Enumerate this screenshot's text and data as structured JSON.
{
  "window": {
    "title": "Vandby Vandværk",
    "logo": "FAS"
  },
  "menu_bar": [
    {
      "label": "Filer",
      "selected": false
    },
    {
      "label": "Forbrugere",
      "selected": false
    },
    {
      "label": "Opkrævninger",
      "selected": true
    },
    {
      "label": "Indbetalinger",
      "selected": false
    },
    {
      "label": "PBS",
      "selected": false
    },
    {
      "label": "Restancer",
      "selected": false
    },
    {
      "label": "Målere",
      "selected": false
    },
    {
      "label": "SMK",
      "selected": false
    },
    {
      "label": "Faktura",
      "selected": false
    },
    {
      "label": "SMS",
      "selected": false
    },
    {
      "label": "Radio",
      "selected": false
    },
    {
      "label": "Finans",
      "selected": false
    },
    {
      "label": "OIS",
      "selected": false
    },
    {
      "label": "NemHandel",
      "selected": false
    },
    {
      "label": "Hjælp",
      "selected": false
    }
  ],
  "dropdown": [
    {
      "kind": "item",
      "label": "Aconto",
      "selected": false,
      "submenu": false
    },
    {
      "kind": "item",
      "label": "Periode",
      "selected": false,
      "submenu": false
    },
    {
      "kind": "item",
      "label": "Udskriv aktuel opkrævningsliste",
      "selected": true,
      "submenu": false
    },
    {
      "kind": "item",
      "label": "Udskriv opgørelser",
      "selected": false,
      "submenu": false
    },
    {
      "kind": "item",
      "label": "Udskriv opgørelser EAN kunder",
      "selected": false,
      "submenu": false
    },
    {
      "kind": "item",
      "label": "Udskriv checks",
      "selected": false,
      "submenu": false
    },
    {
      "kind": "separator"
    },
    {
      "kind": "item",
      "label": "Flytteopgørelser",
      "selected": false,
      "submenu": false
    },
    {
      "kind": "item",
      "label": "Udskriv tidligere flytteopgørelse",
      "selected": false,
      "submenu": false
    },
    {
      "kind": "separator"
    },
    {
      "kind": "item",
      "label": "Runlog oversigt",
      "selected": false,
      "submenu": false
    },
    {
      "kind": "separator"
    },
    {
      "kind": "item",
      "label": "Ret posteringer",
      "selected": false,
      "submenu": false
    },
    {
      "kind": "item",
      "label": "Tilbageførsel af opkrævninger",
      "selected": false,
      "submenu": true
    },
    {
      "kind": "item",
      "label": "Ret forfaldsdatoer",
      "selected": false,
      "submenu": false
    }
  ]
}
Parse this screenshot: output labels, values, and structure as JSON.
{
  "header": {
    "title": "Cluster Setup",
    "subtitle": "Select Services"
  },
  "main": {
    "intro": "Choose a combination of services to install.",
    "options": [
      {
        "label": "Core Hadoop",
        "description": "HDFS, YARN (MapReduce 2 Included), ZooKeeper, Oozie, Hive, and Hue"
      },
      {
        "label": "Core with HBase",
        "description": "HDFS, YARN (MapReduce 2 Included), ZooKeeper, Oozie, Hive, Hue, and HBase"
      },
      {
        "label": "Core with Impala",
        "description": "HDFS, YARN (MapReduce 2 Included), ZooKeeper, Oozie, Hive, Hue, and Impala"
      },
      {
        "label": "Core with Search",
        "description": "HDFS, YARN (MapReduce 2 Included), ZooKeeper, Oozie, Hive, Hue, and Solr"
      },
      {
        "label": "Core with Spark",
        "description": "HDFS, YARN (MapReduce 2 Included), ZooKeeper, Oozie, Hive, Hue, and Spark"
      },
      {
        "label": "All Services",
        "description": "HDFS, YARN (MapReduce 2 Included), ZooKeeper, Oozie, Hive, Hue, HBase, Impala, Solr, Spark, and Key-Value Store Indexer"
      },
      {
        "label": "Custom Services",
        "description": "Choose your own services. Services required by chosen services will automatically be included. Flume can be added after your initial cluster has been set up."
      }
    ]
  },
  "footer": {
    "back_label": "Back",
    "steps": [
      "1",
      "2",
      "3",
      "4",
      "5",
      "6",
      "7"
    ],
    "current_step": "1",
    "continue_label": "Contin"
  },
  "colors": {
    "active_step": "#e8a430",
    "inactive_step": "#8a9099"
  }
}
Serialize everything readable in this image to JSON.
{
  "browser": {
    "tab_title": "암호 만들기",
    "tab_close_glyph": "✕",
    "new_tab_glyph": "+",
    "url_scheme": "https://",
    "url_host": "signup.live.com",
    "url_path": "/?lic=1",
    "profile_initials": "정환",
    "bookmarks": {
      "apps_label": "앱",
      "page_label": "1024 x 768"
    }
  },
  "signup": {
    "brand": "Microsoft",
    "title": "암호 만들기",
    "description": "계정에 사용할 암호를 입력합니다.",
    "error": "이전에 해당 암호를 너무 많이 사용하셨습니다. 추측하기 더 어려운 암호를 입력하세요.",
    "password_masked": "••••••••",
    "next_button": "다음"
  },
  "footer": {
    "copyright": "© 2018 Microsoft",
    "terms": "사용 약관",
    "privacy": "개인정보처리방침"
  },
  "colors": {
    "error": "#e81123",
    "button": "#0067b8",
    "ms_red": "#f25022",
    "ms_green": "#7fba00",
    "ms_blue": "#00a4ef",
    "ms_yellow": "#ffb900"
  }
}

==================================================

**Prompt**:
Copy all data exactly, start to finish.

**Complete answer**:
Enumerate this screenshot's text and data as structured JSON.
{
  "window": {
    "title": "Vandby Vandværk",
    "logo": "FAS"
  },
  "menu_bar": [
    {
      "label": "Filer",
      "selected": false
    },
    {
      "label": "Forbrugere",
      "selected": false
    },
    {
      "label": "Opkrævninger",
      "selected": true
    },
    {
      "label": "Indbetalinger",
      "selected": false
    },
    {
      "label": "PBS",
      "selected": false
    },
    {
      "label": "Restancer",
      "selected": false
    },
    {
      "label": "Målere",
      "selected": false
    },
    {
      "label": "SMK",
      "selected": false
    },
    {
      "label": "Faktura",
      "selected": false
    },
    {
      "label": "SMS",
      "selected": false
    },
    {
      "label": "Radio",
      "selected": false
    },
    {
      "label": "Finans",
      "selected": false
    },
    {
      "label": "OIS",
      "selected": false
    },
    {
      "label": "NemHandel",
      "selected": false
    },
    {
      "label": "Hjælp",
      "selected": false
    }
  ],
  "dropdown": [
    {
      "kind": "item",
      "label": "Aconto",
      "selected": false,
      "submenu": false
    },
    {
      "kind": "item",
      "label": "Periode",
      "selected": false,
      "submenu": false
    },
    {
      "kind": "item",
      "label": "Udskriv aktuel opkrævningsliste",
      "selected": true,
      "submenu": false
    },
    {
      "kind": "item",
      "label": "Udskriv opgørelser",
      "selected": false,
      "submenu": false
    },
    {
      "kind": "item",
      "label": "Udskriv opgørelser EAN kunder",
      "selected": false,
      "submenu": false
    },
    {
      "kind": "item",
      "label": "Udskriv checks",
      "selected": false,
      "submenu": false
    },
    {
      "kind": "separator"
    },
    {
      "kind": "item",
      "label": "Flytteopgørelser",
      "selected": false,
      "submenu": false
    },
    {
      "kind": "item",
      "label": "Udskriv tidligere flytteopgørelse",
      "selected": false,
      "submenu": false
    },
    {
      "kind": "separator"
    },
    {
      "kind": "item",
      "label": "Runlog oversigt",
      "selected": false,
      "submenu": false
    },
    {
      "kind": "separator"
    },
    {
      "kind": "item",
      "label": "Ret posteringer",
      "selected": false,
      "submenu": false
    },
    {
      "kind": "item",
      "label": "Tilbageførsel af opkrævninger",
      "selected": false,
      "submenu": true
    },
    {
      "kind": "item",
      "label": "Ret forfaldsdatoer",
      "selected": false,
      "submenu": false
    }
  ]
}
Parse this screenshot: output labels, values, and structure as JSON.
{
  "header": {
    "title": "Cluster Setup",
    "subtitle": "Select Services"
  },
  "main": {
    "intro": "Choose a combination of services to install.",
    "options": [
      {
        "label": "Core Hadoop",
        "description": "HDFS, YARN (MapReduce 2 Included), ZooKeeper, Oozie, Hive, and Hue"
      },
      {
        "label": "Core with HBase",
        "description": "HDFS, YARN (MapReduce 2 Included), ZooKeeper, Oozie, Hive, Hue, and HBase"
      },
      {
        "label": "Core with Impala",
        "description": "HDFS, YARN (MapReduce 2 Included), ZooKeeper, Oozie, Hive, Hue, and Impala"
      },
      {
        "label": "Core with Search",
        "description": "HDFS, YARN (MapReduce 2 Included), ZooKeeper, Oozie, Hive, Hue, and Solr"
      },
      {
        "label": "Core with Spark",
        "description": "HDFS, YARN (MapReduce 2 Included), ZooKeeper, Oozie, Hive, Hue, and Spark"
      },
      {
        "label": "All Services",
        "description": "HDFS, YARN (MapReduce 2 Included), ZooKeeper, Oozie, Hive, Hue, HBase, Impala, Solr, Spark, and Key-Value Store Indexer"
      },
      {
        "label": "Custom Services",
        "description": "Choose your own services. Services required by chosen services will automatically be included. Flume can be added after your initial cluster has been set up."
      }
    ]
  },
  "footer": {
    "back_label": "Back",
    "steps": [
      "1",
      "2",
      "3",
      "4",
      "5",
      "6",
      "7"
    ],
    "current_step": "1",
    "continue_label": "Contin"
  },
  "colors": {
    "active_step": "#e8a430",
    "inactive_step": "#8a9099"
  }
}
Serialize everything readable in this image to JSON.
{
  "browser": {
    "tab_title": "암호 만들기",
    "tab_close_glyph": "✕",
    "new_tab_glyph": "+",
    "url_scheme": "https://",
    "url_host": "signup.live.com",
    "url_path": "/?lic=1",
    "profile_initials": "정환",
    "bookmarks": {
      "apps_label": "앱",
      "page_label": "1024 x 768"
    }
  },
  "signup": {
    "brand": "Microsoft",
    "title": "암호 만들기",
    "description": "계정에 사용할 암호를 입력합니다.",
    "error": "이전에 해당 암호를 너무 많이 사용하셨습니다. 추측하기 더 어려운 암호를 입력하세요.",
    "password_masked": "••••••••",
    "next_button": "다음"
  },
  "footer": {
    "copyright": "© 2018 Microsoft",
    "terms": "사용 약관",
    "privacy": "개인정보처리방침"
  },
  "colors": {
    "error": "#e81123",
    "button": "#0067b8",
    "ms_red": "#f25022",
    "ms_green": "#7fba00",
    "ms_blue": "#00a4ef",
    "ms_yellow": "#ffb900"
  }
}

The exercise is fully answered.